ENTRIES SHOWN:

::::

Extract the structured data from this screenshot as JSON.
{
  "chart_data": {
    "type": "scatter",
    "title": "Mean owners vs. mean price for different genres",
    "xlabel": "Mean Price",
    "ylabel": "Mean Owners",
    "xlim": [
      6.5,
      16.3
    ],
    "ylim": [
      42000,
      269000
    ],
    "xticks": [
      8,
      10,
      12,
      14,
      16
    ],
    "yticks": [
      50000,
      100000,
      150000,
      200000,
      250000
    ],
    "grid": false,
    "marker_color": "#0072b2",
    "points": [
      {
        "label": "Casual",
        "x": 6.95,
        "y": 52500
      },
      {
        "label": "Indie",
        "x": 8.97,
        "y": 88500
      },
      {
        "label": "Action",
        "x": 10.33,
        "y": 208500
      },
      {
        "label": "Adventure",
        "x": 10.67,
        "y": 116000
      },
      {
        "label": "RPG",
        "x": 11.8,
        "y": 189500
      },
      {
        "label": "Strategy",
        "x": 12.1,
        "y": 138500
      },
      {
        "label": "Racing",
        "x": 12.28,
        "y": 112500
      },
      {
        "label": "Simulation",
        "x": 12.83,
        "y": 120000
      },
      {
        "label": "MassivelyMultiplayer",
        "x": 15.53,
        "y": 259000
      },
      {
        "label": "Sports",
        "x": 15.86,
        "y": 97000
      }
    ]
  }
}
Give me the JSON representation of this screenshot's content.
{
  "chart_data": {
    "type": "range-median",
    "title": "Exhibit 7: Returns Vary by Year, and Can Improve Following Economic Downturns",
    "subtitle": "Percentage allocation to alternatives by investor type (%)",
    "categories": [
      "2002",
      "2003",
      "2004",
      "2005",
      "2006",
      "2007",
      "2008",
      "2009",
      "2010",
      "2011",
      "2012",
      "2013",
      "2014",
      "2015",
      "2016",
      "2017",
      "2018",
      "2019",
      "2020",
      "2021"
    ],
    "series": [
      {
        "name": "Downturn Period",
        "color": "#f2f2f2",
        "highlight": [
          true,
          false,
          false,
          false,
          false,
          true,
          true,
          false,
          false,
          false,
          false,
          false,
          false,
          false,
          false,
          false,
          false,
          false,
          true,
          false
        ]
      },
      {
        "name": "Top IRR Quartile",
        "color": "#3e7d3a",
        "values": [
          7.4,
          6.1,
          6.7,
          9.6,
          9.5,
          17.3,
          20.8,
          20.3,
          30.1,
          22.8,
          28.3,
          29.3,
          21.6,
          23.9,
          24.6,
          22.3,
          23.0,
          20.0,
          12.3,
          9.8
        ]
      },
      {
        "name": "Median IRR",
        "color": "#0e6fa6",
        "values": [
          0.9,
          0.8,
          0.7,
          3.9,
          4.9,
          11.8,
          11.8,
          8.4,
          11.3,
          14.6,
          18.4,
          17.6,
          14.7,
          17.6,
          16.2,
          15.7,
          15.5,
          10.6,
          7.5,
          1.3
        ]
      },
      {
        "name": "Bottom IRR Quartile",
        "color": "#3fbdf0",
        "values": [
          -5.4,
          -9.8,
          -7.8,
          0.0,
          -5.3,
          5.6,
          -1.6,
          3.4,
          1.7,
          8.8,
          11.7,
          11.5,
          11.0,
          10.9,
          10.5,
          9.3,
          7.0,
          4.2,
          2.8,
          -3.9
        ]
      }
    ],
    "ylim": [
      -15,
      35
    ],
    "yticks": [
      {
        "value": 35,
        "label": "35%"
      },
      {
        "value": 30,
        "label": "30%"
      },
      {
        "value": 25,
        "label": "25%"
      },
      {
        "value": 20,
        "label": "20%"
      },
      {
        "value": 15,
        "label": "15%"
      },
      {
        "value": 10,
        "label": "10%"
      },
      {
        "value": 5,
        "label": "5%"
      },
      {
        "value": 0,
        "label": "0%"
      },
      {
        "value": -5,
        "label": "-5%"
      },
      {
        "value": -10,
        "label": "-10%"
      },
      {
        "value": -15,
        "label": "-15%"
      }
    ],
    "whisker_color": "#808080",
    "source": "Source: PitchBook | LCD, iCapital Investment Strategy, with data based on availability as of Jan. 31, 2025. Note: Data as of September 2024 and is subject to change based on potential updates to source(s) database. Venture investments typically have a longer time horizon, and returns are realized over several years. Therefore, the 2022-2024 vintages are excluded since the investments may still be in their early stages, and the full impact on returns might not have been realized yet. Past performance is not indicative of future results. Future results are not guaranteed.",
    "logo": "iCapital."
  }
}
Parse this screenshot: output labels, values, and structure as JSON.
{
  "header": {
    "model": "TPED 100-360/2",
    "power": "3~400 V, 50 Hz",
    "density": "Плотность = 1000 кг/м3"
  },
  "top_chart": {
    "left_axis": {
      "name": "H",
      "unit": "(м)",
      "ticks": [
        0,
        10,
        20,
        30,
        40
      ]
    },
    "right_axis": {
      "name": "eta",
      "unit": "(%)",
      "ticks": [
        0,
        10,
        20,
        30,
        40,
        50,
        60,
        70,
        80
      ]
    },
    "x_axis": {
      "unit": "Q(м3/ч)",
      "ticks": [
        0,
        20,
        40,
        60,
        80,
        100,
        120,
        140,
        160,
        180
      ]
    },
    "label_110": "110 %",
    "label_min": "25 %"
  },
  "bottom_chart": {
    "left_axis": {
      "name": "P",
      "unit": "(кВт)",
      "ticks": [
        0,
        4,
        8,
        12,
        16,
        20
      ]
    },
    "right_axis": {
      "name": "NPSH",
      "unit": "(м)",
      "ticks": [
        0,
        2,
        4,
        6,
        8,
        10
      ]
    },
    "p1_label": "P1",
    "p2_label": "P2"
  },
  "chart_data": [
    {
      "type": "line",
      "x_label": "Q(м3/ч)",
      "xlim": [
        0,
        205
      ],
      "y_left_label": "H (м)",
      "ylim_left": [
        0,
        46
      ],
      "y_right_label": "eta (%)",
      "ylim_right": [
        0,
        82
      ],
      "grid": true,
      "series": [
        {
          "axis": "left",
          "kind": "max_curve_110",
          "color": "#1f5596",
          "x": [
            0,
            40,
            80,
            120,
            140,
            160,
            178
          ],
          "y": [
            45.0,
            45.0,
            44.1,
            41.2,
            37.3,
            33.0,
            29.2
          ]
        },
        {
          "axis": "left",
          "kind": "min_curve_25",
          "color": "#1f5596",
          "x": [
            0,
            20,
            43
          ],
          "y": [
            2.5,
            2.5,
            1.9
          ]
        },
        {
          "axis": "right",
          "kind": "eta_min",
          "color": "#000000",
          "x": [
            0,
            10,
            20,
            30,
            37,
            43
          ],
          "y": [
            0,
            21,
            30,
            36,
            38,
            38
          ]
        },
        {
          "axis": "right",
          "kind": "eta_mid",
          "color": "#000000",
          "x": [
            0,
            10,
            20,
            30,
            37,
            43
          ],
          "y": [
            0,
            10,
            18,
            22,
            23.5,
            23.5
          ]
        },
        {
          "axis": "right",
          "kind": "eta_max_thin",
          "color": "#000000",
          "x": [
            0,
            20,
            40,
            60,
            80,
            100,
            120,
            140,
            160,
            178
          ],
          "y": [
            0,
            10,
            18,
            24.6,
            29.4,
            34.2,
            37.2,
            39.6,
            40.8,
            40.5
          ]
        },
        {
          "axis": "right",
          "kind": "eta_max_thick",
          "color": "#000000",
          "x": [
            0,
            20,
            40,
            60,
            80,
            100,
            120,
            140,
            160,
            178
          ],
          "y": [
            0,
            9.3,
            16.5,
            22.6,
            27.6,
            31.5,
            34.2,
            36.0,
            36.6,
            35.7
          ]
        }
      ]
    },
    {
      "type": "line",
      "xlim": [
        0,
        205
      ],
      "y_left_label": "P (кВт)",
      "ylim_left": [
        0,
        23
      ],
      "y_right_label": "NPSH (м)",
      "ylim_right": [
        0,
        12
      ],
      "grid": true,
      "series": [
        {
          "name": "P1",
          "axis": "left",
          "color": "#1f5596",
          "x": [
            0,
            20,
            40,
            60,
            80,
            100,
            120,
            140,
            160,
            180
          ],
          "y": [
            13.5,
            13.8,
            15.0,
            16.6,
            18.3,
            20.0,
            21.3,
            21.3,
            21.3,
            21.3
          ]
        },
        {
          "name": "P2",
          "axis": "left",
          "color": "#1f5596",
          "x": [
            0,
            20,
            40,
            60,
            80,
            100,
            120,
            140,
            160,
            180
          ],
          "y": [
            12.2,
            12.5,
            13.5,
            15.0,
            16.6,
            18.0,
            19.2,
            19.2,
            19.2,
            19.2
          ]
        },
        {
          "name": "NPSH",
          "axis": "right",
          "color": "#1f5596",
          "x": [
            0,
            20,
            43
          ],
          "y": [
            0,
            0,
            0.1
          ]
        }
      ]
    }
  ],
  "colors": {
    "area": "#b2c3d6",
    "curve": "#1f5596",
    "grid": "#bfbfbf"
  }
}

::::

WHAT TO PRODUCE:
From the records above, report the count of lines containing "grid" and nothing more.

WORKED ANSWER:
4